◆ Requirements:
In full and without alteration, give the listing again.

◆ Extracted data entries:
★ ★ ★

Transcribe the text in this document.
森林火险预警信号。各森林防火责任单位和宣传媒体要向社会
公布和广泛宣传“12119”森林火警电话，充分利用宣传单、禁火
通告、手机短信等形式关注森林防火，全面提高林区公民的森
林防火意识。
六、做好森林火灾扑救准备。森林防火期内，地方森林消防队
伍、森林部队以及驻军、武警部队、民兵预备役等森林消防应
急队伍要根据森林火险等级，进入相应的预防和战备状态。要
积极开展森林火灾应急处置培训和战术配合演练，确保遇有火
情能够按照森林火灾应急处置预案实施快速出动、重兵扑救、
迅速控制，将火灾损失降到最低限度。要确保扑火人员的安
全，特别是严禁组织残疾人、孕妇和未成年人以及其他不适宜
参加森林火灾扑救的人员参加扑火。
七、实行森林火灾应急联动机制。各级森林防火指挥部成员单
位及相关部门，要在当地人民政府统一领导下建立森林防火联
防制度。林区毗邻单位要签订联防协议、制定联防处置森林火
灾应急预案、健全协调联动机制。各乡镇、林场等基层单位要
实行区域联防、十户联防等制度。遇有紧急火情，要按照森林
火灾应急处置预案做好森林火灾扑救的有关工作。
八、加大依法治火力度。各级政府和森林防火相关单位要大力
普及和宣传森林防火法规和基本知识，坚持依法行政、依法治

★ ★ ★

◆ Result for this task:
Transcribe the text in this document.
森林火险预警信号。各森林防火责任单位和宣传媒体要向社会
公布和广泛宣传“12119”森林火警电话，充分利用宣传单、禁火
通告、手机短信等形式关注森林防火，全面提高林区公民的森
林防火意识。
六、做好森林火灾扑救准备。森林防火期内，地方森林消防队
伍、森林部队以及驻军、武警部队、民兵预备役等森林消防应
急队伍要根据森林火险等级，进入相应的预防和战备状态。要
积极开展森林火灾应急处置培训和战术配合演练，确保遇有火
情能够按照森林火灾应急处置预案实施快速出动、重兵扑救、
迅速控制，将火灾损失降到最低限度。要确保扑火人员的安
全，特别是严禁组织残疾人、孕妇和未成年人以及其他不适宜
参加森林火灾扑救的人员参加扑火。
七、实行森林火灾应急联动机制。各级森林防火指挥部成员单
位及相关部门，要在当地人民政府统一领导下建立森林防火联
防制度。林区毗邻单位要签订联防协议、制定联防处置森林火
灾应急预案、健全协调联动机制。各乡镇、林场等基层单位要
实行区域联防、十户联防等制度。遇有紧急火情，要按照森林
火灾应急处置预案做好森林火灾扑救的有关工作。
八、加大依法治火力度。各级政府和森林防火相关单位要大力
普及和宣传森林防火法规和基本知识，坚持依法行政、依法治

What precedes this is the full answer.